**PROBLEM DETAILS**
Look through the data and write out every line with the word "исследования" in it.

Data extracted from a collection:
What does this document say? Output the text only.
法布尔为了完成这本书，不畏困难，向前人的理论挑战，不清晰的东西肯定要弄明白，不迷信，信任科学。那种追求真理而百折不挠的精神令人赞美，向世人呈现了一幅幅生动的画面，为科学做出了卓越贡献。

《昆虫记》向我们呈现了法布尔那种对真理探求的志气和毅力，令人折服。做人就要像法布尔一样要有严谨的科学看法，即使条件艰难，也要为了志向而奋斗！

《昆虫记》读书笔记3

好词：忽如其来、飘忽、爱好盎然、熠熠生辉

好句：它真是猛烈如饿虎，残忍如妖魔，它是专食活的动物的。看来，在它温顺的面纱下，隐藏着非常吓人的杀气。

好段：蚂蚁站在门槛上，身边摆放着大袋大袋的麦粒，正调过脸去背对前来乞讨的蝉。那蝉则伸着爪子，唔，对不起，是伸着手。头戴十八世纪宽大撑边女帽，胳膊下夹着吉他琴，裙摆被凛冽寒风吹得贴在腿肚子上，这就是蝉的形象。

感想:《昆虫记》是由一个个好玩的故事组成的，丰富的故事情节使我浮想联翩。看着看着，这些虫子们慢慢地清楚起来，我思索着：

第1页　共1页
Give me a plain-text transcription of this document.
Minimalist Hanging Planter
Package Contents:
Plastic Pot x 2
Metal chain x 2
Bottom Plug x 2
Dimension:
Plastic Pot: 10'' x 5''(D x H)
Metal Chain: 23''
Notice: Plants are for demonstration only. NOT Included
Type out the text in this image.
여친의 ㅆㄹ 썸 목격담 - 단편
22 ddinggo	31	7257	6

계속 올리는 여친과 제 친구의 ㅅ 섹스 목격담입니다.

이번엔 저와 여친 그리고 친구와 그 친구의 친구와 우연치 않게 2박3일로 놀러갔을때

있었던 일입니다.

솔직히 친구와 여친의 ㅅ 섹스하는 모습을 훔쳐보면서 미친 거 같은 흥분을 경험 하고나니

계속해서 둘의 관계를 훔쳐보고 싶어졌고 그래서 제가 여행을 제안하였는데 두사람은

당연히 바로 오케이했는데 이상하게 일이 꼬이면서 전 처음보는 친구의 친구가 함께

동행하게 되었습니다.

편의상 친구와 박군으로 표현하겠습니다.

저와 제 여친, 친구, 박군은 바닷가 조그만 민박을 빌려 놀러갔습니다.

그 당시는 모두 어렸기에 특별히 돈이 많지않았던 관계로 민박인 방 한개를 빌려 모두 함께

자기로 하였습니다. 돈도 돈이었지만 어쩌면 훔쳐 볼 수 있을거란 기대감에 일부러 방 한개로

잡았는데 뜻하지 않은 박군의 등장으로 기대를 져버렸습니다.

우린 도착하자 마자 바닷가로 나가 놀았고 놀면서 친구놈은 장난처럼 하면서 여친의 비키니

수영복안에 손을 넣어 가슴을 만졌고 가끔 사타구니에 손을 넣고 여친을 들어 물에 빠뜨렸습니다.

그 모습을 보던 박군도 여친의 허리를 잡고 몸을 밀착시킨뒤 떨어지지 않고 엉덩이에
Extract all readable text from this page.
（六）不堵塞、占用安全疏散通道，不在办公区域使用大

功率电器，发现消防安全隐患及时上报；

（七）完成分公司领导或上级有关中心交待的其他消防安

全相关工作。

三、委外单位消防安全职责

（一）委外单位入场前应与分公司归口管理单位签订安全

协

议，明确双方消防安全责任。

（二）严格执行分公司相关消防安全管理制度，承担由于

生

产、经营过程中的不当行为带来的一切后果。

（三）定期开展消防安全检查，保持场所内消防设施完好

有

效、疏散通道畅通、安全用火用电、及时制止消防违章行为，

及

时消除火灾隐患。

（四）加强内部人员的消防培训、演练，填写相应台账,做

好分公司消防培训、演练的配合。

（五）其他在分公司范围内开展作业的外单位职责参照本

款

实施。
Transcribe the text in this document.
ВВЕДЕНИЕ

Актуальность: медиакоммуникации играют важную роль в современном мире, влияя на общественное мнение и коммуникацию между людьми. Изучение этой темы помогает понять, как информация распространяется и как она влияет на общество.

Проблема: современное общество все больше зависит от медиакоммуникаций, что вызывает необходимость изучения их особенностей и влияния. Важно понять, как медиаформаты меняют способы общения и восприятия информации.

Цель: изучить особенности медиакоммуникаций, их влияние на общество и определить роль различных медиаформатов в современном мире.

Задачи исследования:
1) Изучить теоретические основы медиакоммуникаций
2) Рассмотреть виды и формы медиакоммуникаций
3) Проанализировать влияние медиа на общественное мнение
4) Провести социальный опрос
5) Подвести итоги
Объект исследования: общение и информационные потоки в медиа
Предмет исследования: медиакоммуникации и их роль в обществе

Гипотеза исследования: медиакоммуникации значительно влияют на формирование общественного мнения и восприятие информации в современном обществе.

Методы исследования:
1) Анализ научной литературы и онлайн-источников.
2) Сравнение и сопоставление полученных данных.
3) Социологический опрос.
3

**RESULT BELOW**
Задачи исследования:
Объект исследования: общение и информационные потоки в медиа
Предмет исследования: медиакоммуникации и их роль в обществе
Гипотеза исследования: медиакоммуникации значительно влияют на формирование общественного мнения и восприятие информации в современном обществе.
Методы исследования:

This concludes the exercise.